**Exercise details**
Tally how many lines of these entries hold the string "Error". Return the number alone.

**Data provided**
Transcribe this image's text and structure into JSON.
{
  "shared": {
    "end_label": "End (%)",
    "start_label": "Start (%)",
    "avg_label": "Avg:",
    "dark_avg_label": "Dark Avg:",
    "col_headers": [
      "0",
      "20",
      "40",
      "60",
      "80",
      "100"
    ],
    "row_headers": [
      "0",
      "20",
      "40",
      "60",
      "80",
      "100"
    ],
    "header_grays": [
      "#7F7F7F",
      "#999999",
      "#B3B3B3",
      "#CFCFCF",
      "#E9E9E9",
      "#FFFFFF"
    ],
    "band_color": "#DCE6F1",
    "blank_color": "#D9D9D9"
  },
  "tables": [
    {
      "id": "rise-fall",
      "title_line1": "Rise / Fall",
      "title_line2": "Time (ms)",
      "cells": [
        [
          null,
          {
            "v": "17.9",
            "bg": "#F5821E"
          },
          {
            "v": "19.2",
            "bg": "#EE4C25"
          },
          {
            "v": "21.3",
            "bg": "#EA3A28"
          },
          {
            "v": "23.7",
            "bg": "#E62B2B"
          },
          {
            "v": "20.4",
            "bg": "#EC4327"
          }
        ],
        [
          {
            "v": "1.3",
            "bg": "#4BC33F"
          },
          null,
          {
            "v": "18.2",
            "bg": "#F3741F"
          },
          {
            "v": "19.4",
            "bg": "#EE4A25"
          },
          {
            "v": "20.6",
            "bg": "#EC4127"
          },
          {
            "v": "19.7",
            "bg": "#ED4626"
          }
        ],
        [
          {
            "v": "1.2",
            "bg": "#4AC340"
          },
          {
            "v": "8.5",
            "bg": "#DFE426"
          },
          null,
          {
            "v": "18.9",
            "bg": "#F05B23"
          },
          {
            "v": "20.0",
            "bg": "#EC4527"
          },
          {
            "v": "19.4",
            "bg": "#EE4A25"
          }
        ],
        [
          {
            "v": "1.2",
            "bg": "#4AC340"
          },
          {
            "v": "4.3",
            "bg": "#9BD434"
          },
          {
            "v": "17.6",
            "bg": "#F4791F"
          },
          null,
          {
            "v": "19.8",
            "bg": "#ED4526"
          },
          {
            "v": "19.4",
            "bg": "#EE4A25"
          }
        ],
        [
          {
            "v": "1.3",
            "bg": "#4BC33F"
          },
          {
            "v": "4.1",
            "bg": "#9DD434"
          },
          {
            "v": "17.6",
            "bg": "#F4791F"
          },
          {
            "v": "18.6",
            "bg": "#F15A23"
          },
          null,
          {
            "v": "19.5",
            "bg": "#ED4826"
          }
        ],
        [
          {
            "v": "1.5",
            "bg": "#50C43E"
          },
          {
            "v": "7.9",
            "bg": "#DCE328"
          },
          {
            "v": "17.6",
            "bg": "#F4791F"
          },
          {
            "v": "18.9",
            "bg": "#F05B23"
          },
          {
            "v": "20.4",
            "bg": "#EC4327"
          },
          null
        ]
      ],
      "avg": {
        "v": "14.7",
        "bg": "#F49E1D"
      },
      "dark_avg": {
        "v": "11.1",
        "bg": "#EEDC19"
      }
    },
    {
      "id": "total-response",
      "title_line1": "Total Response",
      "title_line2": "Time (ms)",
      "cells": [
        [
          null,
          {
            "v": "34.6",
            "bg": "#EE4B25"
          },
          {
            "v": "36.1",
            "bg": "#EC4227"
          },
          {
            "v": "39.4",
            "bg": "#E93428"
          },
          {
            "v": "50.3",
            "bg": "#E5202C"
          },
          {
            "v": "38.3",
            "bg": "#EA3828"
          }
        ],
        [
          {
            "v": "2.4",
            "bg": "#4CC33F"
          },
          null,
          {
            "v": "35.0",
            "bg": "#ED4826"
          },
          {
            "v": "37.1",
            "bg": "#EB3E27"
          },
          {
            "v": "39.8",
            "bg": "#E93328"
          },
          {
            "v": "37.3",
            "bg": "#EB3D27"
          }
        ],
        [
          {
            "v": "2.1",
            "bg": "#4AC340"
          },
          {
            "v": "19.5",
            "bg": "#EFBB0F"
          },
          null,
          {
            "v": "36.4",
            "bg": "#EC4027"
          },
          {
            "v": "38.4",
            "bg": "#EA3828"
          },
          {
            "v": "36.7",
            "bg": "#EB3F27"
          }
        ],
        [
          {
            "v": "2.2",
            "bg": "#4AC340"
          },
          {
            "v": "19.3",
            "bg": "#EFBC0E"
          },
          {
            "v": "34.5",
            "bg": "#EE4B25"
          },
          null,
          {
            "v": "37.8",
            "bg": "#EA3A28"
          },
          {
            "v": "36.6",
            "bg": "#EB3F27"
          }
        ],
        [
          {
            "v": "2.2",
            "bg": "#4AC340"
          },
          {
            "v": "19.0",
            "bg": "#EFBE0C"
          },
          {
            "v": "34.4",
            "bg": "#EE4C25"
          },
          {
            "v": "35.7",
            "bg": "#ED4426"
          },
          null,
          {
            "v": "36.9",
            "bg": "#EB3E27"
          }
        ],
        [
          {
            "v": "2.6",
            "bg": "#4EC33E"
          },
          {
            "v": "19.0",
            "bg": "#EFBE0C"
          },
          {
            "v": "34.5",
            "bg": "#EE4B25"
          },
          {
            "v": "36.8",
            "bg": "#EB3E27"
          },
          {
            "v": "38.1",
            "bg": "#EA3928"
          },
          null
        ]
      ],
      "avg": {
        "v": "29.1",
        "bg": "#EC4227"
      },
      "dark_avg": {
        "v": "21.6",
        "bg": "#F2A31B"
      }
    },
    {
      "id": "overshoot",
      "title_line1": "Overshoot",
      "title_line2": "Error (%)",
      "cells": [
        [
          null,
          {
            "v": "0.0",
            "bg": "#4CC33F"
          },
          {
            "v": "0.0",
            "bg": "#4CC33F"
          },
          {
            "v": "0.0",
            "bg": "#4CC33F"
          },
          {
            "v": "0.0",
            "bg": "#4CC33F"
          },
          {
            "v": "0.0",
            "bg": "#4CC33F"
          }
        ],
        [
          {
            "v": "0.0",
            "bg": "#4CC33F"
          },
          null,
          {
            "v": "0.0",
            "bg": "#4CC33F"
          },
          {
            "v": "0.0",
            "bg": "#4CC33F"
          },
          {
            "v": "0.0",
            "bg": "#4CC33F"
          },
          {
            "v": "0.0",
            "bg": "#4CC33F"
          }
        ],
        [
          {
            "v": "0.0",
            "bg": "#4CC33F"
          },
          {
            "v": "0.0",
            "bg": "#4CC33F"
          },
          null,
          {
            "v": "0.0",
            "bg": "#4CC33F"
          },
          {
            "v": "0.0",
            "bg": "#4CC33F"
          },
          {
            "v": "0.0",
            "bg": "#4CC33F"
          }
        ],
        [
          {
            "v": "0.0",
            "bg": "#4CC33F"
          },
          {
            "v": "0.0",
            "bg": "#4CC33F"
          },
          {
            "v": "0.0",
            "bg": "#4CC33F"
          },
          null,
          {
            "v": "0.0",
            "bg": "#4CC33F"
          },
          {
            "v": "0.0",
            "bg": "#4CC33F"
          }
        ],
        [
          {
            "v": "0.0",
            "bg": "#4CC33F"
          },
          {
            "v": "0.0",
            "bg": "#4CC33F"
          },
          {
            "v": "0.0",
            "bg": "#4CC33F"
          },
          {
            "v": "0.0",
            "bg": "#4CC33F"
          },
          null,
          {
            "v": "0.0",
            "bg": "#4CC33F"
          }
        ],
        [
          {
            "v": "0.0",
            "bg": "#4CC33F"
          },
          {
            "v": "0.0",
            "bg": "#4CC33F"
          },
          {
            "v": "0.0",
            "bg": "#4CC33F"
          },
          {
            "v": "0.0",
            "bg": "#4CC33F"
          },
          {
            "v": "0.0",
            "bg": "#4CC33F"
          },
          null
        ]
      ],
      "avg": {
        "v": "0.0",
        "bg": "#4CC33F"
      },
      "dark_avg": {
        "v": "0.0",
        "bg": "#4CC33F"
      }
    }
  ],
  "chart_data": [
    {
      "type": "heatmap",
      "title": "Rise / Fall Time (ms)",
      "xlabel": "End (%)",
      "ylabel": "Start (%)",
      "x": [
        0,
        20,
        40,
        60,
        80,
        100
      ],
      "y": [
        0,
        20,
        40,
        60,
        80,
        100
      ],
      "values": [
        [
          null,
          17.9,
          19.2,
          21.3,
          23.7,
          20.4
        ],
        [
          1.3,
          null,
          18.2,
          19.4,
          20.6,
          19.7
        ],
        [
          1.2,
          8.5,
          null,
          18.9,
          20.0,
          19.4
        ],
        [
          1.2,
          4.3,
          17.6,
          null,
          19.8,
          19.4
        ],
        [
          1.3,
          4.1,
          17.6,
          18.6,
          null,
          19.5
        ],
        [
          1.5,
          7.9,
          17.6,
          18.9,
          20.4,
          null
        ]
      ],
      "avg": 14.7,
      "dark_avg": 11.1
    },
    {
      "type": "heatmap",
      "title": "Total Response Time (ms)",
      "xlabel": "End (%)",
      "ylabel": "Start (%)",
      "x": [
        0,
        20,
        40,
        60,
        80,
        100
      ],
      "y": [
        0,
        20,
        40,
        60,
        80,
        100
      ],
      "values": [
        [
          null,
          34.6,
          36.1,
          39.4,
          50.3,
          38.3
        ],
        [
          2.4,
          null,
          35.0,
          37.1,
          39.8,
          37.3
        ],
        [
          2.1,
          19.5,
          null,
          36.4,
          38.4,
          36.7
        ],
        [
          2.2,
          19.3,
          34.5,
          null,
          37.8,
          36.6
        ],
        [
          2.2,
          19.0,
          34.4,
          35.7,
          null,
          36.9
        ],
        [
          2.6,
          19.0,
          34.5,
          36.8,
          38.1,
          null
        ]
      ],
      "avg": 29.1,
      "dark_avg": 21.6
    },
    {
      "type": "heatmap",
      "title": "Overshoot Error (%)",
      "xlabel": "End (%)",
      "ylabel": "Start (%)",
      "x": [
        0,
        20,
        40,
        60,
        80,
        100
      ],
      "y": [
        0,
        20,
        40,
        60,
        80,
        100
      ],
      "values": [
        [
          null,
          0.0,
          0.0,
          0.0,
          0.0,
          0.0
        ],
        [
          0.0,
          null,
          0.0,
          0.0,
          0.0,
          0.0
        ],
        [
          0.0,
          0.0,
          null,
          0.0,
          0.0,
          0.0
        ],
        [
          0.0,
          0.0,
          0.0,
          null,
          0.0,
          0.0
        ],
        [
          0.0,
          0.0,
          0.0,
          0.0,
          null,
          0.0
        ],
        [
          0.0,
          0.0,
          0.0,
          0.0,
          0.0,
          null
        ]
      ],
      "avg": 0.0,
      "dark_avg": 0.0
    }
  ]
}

**The result**
2